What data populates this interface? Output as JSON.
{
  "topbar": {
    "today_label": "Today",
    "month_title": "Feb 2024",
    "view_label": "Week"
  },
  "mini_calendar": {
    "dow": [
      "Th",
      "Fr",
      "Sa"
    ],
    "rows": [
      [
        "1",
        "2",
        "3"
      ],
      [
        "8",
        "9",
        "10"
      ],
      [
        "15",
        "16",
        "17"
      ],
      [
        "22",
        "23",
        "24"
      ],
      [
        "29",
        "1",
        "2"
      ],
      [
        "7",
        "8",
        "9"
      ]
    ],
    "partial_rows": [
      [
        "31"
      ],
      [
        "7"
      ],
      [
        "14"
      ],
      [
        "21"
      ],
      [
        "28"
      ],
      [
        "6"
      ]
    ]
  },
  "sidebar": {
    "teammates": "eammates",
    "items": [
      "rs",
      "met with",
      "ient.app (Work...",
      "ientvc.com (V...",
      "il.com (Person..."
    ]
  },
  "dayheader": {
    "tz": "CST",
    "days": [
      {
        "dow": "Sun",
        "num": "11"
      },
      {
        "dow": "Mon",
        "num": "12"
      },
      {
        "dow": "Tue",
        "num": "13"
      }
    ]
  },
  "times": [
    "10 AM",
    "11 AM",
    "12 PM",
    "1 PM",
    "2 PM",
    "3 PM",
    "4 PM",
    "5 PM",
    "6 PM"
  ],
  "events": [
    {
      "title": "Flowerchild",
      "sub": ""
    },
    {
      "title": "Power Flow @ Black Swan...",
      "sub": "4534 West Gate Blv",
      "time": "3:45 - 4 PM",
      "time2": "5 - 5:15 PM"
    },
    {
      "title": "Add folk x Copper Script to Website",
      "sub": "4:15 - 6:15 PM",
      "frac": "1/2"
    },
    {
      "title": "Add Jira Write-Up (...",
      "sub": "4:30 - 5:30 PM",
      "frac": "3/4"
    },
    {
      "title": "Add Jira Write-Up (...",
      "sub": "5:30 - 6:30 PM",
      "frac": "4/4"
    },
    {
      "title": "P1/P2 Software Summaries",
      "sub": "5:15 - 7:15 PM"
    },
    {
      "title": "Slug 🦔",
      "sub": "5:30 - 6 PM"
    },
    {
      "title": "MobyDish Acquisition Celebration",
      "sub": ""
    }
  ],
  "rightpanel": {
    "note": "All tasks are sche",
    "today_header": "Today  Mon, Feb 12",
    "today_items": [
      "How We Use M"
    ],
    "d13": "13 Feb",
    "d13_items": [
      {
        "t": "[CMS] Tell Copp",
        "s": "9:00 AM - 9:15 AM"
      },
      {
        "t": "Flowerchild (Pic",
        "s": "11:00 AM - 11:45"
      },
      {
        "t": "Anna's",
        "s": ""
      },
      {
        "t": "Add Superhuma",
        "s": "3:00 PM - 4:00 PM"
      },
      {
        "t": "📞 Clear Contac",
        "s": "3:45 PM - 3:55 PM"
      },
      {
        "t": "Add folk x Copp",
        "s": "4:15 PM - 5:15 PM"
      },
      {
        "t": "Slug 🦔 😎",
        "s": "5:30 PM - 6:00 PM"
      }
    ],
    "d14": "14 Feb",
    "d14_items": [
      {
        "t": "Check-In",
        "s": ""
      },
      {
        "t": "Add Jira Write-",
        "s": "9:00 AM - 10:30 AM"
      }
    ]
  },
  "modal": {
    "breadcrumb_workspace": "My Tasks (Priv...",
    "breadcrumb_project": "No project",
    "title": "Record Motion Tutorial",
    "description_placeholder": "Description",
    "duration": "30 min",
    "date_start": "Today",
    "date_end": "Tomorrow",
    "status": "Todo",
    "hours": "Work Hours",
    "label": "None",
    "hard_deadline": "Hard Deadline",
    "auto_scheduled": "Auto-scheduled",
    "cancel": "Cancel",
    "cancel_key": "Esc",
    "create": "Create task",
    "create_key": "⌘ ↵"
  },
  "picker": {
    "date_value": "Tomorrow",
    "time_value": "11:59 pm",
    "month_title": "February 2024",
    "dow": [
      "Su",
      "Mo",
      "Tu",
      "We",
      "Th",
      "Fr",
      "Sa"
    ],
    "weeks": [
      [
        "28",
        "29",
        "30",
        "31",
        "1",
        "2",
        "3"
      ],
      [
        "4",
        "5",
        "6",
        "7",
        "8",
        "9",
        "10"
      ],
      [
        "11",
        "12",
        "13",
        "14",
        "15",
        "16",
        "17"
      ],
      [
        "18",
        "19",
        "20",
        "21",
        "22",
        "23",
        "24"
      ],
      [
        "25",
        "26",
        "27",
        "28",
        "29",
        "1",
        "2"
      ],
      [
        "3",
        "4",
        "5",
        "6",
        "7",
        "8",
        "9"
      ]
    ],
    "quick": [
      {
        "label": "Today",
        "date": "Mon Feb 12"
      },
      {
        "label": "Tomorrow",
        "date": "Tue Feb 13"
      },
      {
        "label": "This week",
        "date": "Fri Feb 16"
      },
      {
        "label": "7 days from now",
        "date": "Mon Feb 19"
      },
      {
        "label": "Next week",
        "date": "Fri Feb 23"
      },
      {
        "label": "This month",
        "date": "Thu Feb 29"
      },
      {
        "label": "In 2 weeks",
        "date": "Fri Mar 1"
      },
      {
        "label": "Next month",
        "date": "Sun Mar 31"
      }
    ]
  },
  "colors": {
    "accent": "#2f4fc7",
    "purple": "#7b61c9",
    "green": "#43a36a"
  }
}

════════════════════

REQUIREMENTS
Filter the data for the string "Flowerchild" and copy every line that has it.

CORRECT RESULT
      "title": "Flowerchild",
        "t": "Flowerchild (Pic",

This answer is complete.